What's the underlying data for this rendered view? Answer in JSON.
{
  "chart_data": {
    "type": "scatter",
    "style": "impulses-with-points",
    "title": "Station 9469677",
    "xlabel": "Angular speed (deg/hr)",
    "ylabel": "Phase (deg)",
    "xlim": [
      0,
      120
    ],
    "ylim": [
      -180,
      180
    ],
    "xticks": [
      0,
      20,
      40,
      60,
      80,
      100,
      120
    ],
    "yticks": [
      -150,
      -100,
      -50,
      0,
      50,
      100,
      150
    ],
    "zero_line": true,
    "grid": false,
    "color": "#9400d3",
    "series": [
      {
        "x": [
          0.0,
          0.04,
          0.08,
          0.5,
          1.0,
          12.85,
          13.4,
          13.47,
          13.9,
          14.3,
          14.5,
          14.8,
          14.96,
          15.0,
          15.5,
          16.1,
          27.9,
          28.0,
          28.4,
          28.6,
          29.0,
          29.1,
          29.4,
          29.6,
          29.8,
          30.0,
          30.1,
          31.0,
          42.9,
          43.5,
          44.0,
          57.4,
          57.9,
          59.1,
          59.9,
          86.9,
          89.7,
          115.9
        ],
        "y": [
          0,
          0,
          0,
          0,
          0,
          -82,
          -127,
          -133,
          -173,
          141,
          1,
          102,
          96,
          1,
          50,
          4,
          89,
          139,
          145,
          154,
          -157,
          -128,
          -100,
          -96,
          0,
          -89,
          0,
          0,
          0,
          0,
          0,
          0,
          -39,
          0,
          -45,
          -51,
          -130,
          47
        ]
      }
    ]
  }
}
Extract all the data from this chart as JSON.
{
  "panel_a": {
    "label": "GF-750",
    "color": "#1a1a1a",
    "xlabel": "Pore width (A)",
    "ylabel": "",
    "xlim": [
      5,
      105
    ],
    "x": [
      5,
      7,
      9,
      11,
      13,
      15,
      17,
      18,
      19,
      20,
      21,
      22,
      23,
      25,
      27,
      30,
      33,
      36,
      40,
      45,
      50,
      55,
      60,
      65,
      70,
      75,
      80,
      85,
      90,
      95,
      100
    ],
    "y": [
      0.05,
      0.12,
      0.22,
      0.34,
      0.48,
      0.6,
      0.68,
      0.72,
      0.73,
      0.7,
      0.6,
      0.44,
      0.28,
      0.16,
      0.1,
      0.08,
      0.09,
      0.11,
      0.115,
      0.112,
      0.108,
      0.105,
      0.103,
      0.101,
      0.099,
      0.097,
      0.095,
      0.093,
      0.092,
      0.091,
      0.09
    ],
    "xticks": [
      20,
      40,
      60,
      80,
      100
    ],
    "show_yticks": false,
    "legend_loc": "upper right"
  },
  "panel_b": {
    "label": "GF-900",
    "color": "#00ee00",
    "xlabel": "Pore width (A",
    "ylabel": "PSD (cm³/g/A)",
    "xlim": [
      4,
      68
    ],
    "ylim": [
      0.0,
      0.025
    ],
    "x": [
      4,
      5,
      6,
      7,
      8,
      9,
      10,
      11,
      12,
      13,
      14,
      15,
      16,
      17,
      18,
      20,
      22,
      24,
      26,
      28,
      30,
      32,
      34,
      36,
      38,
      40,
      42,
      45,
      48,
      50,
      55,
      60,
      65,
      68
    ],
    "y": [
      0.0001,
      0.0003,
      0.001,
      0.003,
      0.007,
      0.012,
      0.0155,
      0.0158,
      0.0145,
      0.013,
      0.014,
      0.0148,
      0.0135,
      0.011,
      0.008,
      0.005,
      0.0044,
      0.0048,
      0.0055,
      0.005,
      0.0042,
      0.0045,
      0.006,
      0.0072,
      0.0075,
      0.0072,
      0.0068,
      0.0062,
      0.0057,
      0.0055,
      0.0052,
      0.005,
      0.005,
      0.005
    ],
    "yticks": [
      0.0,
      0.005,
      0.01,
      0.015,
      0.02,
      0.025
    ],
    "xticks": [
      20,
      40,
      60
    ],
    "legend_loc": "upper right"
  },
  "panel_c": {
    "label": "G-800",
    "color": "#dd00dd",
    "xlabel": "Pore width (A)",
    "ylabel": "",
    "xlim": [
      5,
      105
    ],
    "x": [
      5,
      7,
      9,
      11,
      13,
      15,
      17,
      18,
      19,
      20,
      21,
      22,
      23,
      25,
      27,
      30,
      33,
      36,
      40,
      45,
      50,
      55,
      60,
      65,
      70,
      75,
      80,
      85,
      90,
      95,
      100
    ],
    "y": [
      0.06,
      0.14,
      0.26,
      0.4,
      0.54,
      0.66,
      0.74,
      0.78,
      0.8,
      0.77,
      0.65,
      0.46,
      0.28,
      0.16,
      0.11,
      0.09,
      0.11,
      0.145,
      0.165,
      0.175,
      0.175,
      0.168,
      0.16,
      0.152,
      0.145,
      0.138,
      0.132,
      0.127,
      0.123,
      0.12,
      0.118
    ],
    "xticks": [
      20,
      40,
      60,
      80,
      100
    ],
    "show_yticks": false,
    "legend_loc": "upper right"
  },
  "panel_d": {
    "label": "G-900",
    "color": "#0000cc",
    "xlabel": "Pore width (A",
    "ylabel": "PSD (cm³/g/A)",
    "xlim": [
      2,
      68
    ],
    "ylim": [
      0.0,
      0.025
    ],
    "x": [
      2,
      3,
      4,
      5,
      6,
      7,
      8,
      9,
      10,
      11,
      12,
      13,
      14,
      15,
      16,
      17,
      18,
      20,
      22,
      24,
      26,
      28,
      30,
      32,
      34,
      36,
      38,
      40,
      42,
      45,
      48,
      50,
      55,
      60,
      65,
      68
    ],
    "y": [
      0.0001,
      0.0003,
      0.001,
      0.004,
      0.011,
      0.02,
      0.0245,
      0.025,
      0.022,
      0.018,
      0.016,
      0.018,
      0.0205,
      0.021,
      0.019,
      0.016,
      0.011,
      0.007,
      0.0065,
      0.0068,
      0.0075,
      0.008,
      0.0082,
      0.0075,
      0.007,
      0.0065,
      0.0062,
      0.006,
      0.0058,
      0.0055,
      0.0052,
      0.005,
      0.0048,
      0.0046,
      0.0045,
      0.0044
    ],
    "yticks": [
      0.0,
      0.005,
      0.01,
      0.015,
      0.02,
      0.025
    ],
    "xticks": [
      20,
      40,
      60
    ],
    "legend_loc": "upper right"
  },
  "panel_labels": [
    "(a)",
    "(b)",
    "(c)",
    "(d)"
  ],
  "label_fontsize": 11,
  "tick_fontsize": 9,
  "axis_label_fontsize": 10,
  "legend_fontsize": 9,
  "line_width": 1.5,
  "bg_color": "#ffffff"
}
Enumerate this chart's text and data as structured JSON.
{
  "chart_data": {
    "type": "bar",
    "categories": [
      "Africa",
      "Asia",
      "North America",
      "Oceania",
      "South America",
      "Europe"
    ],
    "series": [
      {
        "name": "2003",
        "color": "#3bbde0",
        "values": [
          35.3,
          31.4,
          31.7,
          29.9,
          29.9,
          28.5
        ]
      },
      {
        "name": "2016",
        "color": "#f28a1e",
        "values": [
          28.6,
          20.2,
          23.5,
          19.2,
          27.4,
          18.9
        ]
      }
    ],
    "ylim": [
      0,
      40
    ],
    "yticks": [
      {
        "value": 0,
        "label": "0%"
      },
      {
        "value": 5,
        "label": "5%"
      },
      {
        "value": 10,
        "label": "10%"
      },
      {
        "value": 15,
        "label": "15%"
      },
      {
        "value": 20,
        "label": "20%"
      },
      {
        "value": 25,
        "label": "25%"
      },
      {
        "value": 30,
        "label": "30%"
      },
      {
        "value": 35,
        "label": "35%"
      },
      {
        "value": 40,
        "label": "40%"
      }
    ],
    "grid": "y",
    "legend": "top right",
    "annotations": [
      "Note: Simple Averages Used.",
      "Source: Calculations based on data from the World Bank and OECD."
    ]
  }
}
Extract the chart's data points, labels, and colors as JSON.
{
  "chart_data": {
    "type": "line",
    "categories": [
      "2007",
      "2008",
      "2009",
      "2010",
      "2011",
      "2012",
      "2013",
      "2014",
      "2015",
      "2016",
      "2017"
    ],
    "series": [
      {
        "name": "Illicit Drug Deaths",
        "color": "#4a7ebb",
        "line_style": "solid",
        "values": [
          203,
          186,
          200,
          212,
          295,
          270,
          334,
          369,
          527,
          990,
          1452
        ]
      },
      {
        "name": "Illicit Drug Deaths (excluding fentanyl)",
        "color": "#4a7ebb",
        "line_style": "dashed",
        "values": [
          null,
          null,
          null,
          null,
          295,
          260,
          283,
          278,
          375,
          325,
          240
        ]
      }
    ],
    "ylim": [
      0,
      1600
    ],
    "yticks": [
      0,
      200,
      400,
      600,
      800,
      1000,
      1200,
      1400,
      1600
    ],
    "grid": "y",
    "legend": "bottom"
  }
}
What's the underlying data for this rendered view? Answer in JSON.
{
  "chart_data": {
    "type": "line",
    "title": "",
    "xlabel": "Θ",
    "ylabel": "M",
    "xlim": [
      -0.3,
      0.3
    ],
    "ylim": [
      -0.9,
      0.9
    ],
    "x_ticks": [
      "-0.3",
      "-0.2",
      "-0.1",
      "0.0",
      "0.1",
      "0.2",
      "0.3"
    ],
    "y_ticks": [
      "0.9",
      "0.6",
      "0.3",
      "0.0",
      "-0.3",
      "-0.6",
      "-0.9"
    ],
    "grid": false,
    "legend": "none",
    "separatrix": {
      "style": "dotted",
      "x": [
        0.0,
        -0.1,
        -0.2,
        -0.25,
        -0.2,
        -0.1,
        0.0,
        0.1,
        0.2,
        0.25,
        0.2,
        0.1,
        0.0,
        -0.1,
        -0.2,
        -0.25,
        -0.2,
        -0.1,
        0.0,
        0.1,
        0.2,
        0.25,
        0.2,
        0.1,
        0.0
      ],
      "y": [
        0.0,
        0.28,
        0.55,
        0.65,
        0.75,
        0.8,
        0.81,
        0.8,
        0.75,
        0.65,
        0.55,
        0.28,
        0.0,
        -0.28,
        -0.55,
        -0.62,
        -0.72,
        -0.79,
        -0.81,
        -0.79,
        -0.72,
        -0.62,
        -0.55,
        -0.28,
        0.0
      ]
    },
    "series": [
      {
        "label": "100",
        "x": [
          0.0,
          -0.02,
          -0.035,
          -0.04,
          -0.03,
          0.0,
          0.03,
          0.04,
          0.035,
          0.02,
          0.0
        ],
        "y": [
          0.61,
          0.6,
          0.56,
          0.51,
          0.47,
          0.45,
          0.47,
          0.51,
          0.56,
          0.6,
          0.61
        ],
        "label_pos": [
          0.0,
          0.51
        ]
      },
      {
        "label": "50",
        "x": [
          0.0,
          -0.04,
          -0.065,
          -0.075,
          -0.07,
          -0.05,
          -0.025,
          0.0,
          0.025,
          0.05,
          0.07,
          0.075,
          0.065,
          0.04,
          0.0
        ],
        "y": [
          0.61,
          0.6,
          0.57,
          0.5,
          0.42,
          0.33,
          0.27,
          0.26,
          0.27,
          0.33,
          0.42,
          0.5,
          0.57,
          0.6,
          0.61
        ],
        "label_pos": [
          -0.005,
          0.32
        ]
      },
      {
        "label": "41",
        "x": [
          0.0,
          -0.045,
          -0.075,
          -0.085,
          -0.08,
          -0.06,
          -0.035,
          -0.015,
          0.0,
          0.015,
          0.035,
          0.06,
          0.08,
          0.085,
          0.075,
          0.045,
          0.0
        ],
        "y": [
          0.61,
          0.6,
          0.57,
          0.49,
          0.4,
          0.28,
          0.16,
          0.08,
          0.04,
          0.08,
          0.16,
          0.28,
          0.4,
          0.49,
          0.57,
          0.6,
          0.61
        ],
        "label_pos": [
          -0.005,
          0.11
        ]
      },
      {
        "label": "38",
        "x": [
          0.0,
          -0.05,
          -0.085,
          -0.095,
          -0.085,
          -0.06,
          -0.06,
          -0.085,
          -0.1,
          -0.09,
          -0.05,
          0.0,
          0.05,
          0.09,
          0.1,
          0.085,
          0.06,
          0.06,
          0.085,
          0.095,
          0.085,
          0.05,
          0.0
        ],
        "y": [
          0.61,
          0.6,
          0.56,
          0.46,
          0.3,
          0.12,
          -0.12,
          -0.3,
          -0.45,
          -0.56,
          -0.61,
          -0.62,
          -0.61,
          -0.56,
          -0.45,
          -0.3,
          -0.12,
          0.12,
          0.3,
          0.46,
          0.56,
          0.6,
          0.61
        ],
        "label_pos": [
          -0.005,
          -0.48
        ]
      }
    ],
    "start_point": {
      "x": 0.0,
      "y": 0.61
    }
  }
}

::::

### WRITTEN EXERCISE
Using the records above, copy each line that contains "type".

### WRITTEN ANSWER
    "type": "scatter",
    "type": "bar",
    "type": "line",
    "type": "line",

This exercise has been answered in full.